-- Objective --
Copy each line holding the string "this".

-- Task inputs --
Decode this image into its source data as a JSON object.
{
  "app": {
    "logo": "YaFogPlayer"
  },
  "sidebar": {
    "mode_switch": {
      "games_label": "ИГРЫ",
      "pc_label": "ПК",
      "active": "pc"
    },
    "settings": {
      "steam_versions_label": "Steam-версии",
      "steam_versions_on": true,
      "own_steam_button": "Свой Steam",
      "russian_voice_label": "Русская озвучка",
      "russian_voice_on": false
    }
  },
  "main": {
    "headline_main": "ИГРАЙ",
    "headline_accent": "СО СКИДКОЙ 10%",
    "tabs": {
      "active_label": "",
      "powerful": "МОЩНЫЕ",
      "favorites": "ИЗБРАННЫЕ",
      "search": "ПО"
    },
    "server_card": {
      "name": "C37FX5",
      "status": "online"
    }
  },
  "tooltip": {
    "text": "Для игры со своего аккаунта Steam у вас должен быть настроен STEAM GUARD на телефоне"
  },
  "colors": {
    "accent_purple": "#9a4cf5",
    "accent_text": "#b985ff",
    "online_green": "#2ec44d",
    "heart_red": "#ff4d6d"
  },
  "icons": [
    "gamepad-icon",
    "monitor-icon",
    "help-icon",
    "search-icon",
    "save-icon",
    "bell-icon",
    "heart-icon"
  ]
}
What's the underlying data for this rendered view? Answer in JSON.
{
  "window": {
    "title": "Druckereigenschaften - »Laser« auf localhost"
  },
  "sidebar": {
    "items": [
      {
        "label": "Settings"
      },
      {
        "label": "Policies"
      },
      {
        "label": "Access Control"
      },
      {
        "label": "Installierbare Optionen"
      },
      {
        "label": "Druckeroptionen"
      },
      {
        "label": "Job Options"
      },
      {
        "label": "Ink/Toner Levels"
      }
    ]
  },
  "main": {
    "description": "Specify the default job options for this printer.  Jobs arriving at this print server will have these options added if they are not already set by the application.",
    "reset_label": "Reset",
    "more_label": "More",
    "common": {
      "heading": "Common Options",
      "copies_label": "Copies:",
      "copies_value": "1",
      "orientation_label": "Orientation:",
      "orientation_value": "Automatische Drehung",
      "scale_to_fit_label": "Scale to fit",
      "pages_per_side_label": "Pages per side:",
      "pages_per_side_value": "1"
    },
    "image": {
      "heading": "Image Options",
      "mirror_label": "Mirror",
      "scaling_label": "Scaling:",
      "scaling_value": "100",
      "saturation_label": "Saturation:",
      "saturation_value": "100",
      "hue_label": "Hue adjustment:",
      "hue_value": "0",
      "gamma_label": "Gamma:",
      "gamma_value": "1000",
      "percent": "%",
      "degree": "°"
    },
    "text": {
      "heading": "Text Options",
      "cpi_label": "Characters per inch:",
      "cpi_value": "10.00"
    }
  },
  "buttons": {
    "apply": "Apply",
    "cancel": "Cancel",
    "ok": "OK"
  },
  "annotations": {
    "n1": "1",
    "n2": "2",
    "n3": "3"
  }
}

-- In response --
Decode this image into its source data as a JSON object.
What's the underlying data for this rendered view? Answer in JSON.
    "description": "Specify the default job options for this printer.  Jobs arriving at this print server will have these options added if they are not already set by the application.",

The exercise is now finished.